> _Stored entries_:
* begin *
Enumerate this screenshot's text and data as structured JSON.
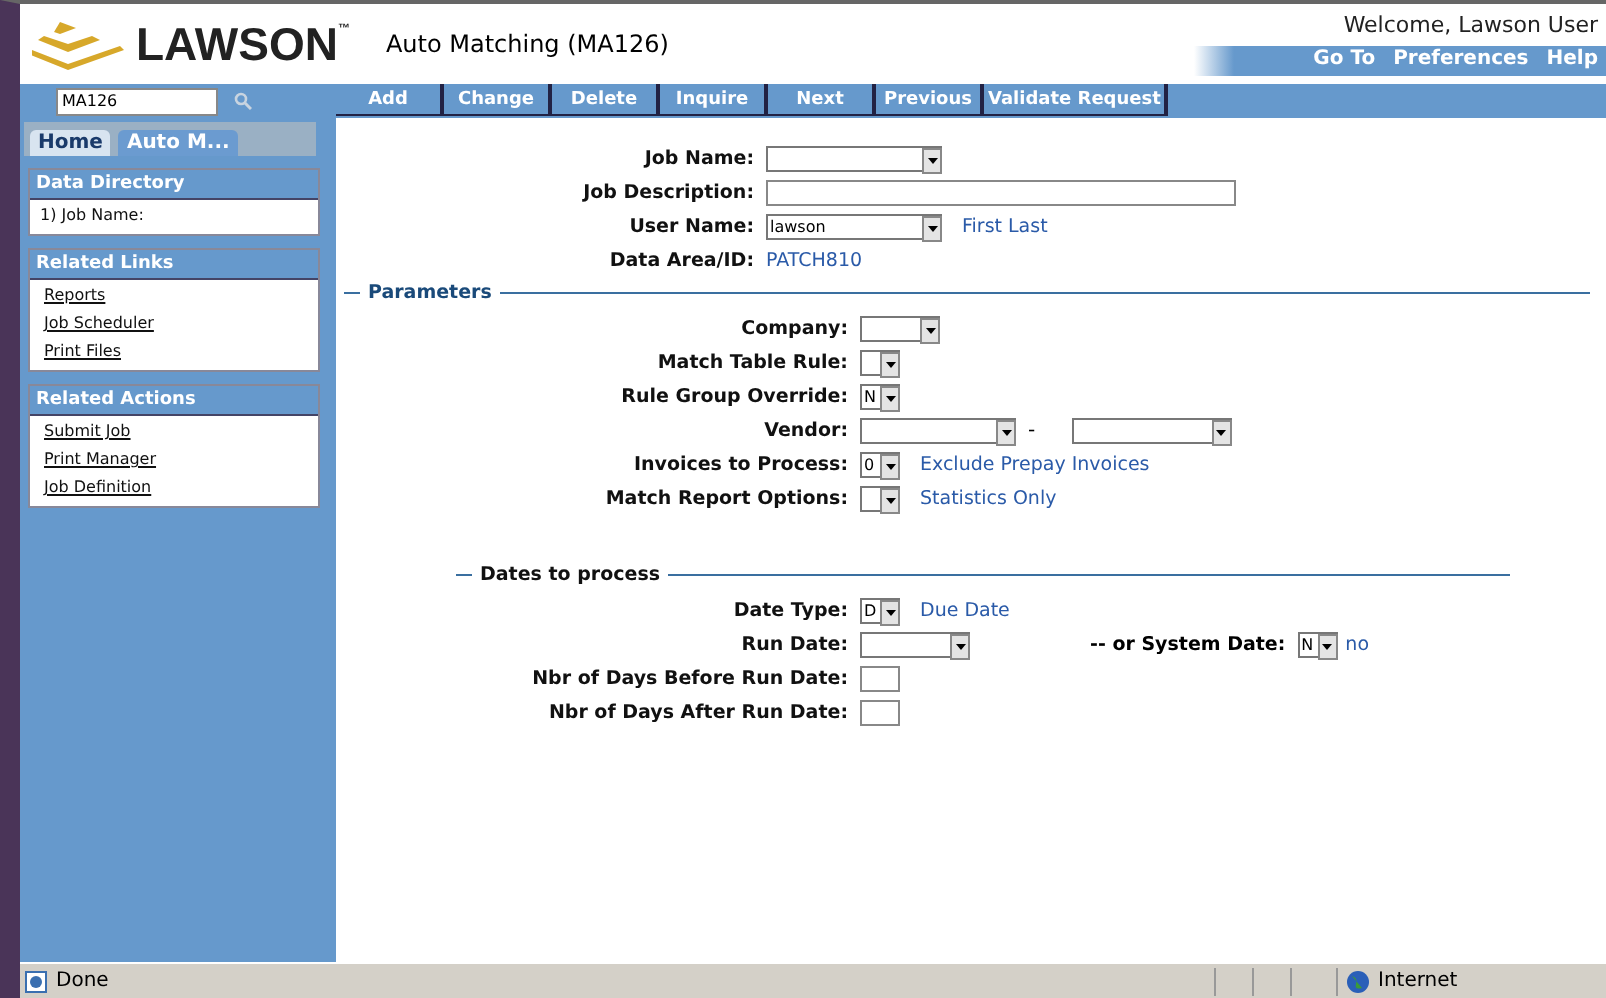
{
  "header": {
    "brand": "LAWSON",
    "trademark": "™",
    "title": "Auto Matching (MA126)",
    "welcome": "Welcome, Lawson User",
    "links": [
      "Go To",
      "Preferences",
      "Help"
    ]
  },
  "search": {
    "value": "MA126"
  },
  "toolbar": [
    "Add",
    "Change",
    "Delete",
    "Inquire",
    "Next",
    "Previous",
    "Validate Request"
  ],
  "tabs": [
    {
      "label": "Home",
      "selected": true
    },
    {
      "label": "Auto M...",
      "selected": false
    }
  ],
  "sidebar": [
    {
      "title": "Data Directory",
      "kind": "text",
      "items": [
        "1) Job Name:"
      ]
    },
    {
      "title": "Related Links",
      "kind": "links",
      "items": [
        "Reports",
        "Job Scheduler",
        "Print Files"
      ]
    },
    {
      "title": "Related Actions",
      "kind": "links",
      "items": [
        "Submit Job",
        "Print Manager",
        "Job Definition"
      ]
    }
  ],
  "header_fields": [
    {
      "label": "Job Name:",
      "kind": "combo-long"
    },
    {
      "label": "Job Description:",
      "kind": "text-wide"
    },
    {
      "label": "User Name:",
      "kind": "combo-long",
      "value": "lawson",
      "note": "First Last"
    },
    {
      "label": "Data Area/ID:",
      "kind": "plain",
      "note": "PATCH810"
    }
  ],
  "parameters": {
    "legend": "Parameters",
    "fields": [
      {
        "label": "Company:",
        "kind": "combo-short"
      },
      {
        "label": "Match Table Rule:",
        "kind": "combo-tiny"
      },
      {
        "label": "Rule Group Override:",
        "kind": "combo-tiny",
        "value": "N"
      },
      {
        "label": "Vendor:",
        "kind": "range",
        "separator": "-"
      },
      {
        "label": "Invoices to Process:",
        "kind": "combo-tiny",
        "value": "0",
        "note": "Exclude Prepay Invoices"
      },
      {
        "label": "Match Report Options:",
        "kind": "combo-tiny",
        "note": "Statistics Only"
      }
    ]
  },
  "dates": {
    "legend": "Dates to process",
    "fields": [
      {
        "label": "Date Type:",
        "kind": "combo-tiny",
        "value": "D",
        "note": "Due Date"
      },
      {
        "label": "Run Date:",
        "kind": "combo-mid",
        "extra": {
          "label": "-- or System Date:",
          "value": "N",
          "note": "no"
        }
      },
      {
        "label": "Nbr of Days Before Run Date:",
        "kind": "text-tiny"
      },
      {
        "label": "Nbr of Days After Run Date:",
        "kind": "text-tiny"
      }
    ]
  },
  "status_bar": {
    "text": "Done",
    "zone": "Internet"
  }
}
* end *
> _Aim of the task_:
Identify each line in the entries with the word "Rule" and copy it.

> _Answer below_:
        "label": "Match Table Rule:",
        "label": "Rule Group Override:",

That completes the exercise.